* What this task involves *
In the copy, keep every record exact and leave out all images.

(Collection entries)
──────

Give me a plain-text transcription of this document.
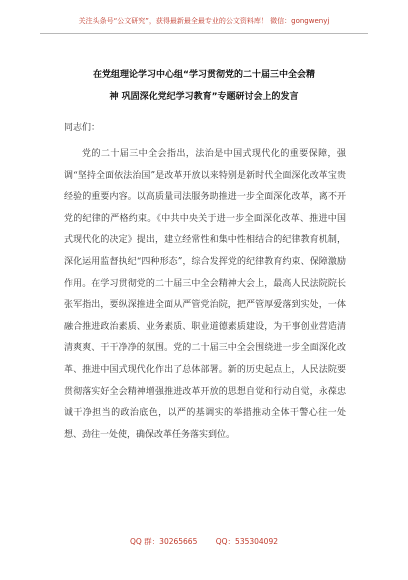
关注头条号“公文研究”，获得最新最全最专业的公文资料库！ 微信：gongwenyj
在党组理论学习中心组“学习贯彻党的二十届三中全会精
神 巩固深化党纪学习教育”专题研讨会上的发言
同志们：
党的二十届三中全会指出，法治是中国式现代化的重要保障，强调“坚持全面依法治国”是改革开放以来特别是新时代全面深化改革宝贵经验的重要内容。以高质量司法服务助推进一步全面深化改革，离不开党的纪律的严格约束。《中共中央关于进一步全面深化改革、推进中国式现代化的决定》提出，建立经常性和集中性相结合的纪律教育机制，深化运用监督执纪“四种形态”，综合发挥党的纪律教育约束、保障激励作用。在学习贯彻党的二十届三中全会精神大会上，最高人民法院院长张军指出，要纵深推进全面从严管党治院，把严管厚爱落到实处，一体融合推进政治素质、业务素质、职业道德素质建设，为干事创业营造清清爽爽、干干净净的氛围。党的二十届三中全会围绕进一步全面深化改革、推进中国式现代化作出了总体部署。新的历史起点上，人民法院要贯彻落实好全会精神增强推进改革开放的思想自觉和行动自觉，永葆忠诚干净担当的政治底色，以严的基调实的举措推动全体干警心往一处想、劲往一处使，确保改革任务落实到位。
QQ 群：30265665 QQ：535304092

──────

* Right answer *
Give me a plain-text transcription of this document.
关注头条号“公文研究”，获得最新最全最专业的公文资料库！ 微信：gongwenyj
在党组理论学习中心组“学习贯彻党的二十届三中全会精
神 巩固深化党纪学习教育”专题研讨会上的发言
同志们：
党的二十届三中全会指出，法治是中国式现代化的重要保障，强调“坚持全面依法治国”是改革开放以来特别是新时代全面深化改革宝贵经验的重要内容。以高质量司法服务助推进一步全面深化改革，离不开党的纪律的严格约束。《中共中央关于进一步全面深化改革、推进中国式现代化的决定》提出，建立经常性和集中性相结合的纪律教育机制，深化运用监督执纪“四种形态”，综合发挥党的纪律教育约束、保障激励作用。在学习贯彻党的二十届三中全会精神大会上，最高人民法院院长张军指出，要纵深推进全面从严管党治院，把严管厚爱落到实处，一体融合推进政治素质、业务素质、职业道德素质建设，为干事创业营造清清爽爽、干干净净的氛围。党的二十届三中全会围绕进一步全面深化改革、推进中国式现代化作出了总体部署。新的历史起点上，人民法院要贯彻落实好全会精神增强推进改革开放的思想自觉和行动自觉，永葆忠诚干净担当的政治底色，以严的基调实的举措推动全体干警心往一处想、劲往一处使，确保改革任务落实到位。
QQ 群：30265665 QQ：535304092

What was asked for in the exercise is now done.